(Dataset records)
================================

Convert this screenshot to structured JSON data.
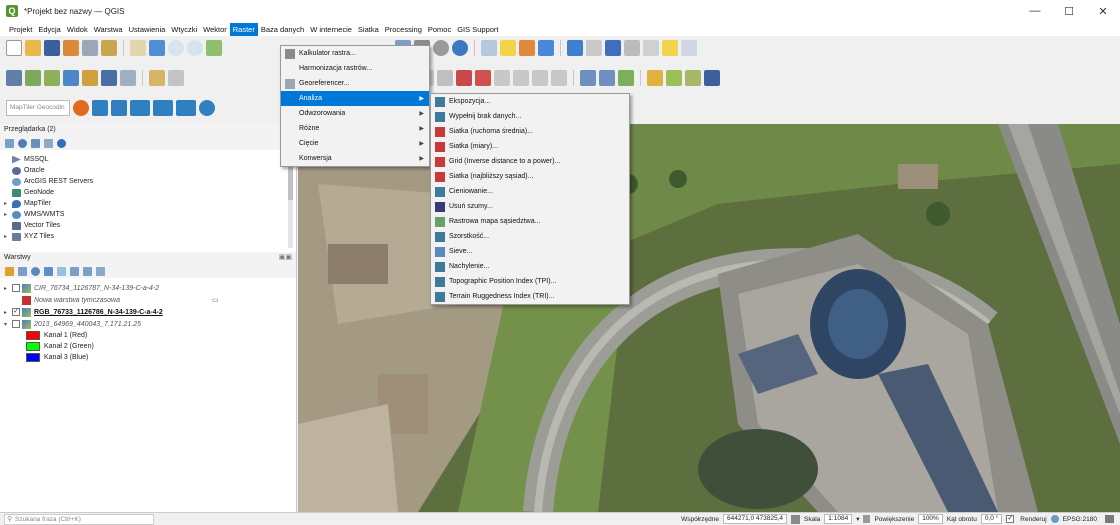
{
  "window": {
    "title": "*Projekt bez nazwy — QGIS",
    "min": "—",
    "max": "☐",
    "close": "✕"
  },
  "menubar": [
    "Projekt",
    "Edycja",
    "Widok",
    "Warstwa",
    "Ustawienia",
    "Wtyczki",
    "Wektor",
    "Raster",
    "Baza danych",
    "W internecie",
    "Siatka",
    "Processing",
    "Pomoc",
    "GIS Support"
  ],
  "toolbar": {
    "geocoder_placeholder": "MapTiler Geocodin"
  },
  "browser": {
    "title": "Przeglądarka (2)",
    "items": [
      {
        "label": "MSSQL",
        "icon": "mssql-icon"
      },
      {
        "label": "Oracle",
        "icon": "oracle-icon"
      },
      {
        "label": "ArcGIS REST Servers",
        "icon": "arcgis-icon"
      },
      {
        "label": "GeoNode",
        "icon": "geonode-icon"
      },
      {
        "label": "MapTiler",
        "icon": "maptiler-icon"
      },
      {
        "label": "WMS/WMTS",
        "icon": "wms-icon"
      },
      {
        "label": "Vector Tiles",
        "icon": "vector-tiles-icon"
      },
      {
        "label": "XYZ Tiles",
        "icon": "xyz-tiles-icon"
      }
    ]
  },
  "layers": {
    "title": "Warstwy",
    "rows": [
      {
        "label": "CIR_76734_1126787_N-34-139-C-a-4-2",
        "style": "it"
      },
      {
        "label": "Nowa warstwa tymczasowa",
        "style": "it"
      },
      {
        "label": "RGB_76733_1126786_N-34-139-C-a-4-2",
        "style": "bold"
      },
      {
        "label": "2013_64969_440043_7.171.21.25",
        "style": "it"
      }
    ],
    "bands": [
      {
        "label": "Kanał 1 (Red)",
        "color": "#ff0000"
      },
      {
        "label": "Kanał 2 (Green)",
        "color": "#00ff00"
      },
      {
        "label": "Kanał 3 (Blue)",
        "color": "#0000ff"
      }
    ]
  },
  "raster_menu": {
    "items": [
      {
        "label": "Kalkulator rastra...",
        "icon": "calculator-icon"
      },
      {
        "label": "Harmonizacja rastrów..."
      },
      {
        "label": "Georeferencer...",
        "icon": "georeferencer-icon"
      },
      {
        "label": "Analiza",
        "submenu": true
      },
      {
        "label": "Odwzorowania",
        "submenu": true
      },
      {
        "label": "Różne",
        "submenu": true
      },
      {
        "label": "Cięcie",
        "submenu": true
      },
      {
        "label": "Konwersja",
        "submenu": true
      }
    ]
  },
  "analysis_menu": {
    "items": [
      "Ekspozycja...",
      "Wypełnij brak danych...",
      "Siatka (ruchoma średnia)...",
      "Siatka (miary)...",
      "Grid (Inverse distance to a power)...",
      "Siatka (najbliższy sąsiad)...",
      "Cieniowanie...",
      "Usuń szumy...",
      "Rastrowa mapa sąsiedztwa...",
      "Szorstkość...",
      "Sieve...",
      "Nachylenie...",
      "Topographic Position Index (TPI)...",
      "Terrain Ruggedness Index (TRI)..."
    ]
  },
  "statusbar": {
    "search_placeholder": "Szukana fraza (Ctrl+K)",
    "coord_label": "Współrzędne",
    "coord_value": "644271,0 473825,4",
    "scale_label": "Skala",
    "scale_value": "1:1084",
    "magnifier_label": "Powiększenie",
    "magnifier_value": "100%",
    "rotation_label": "Kąt obrotu",
    "rotation_value": "0,0 °",
    "render_label": "Renderuj",
    "crs": "EPSG:2180"
  }
}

================================

Where a line of the material above holds the string "icon", copy that line.

▸ Written response:
        "icon": "mssql-icon"
        "icon": "oracle-icon"
        "icon": "arcgis-icon"
        "icon": "geonode-icon"
        "icon": "maptiler-icon"
        "icon": "wms-icon"
        "icon": "vector-tiles-icon"
        "icon": "xyz-tiles-icon"
        "icon": "calculator-icon"
        "icon": "georeferencer-icon"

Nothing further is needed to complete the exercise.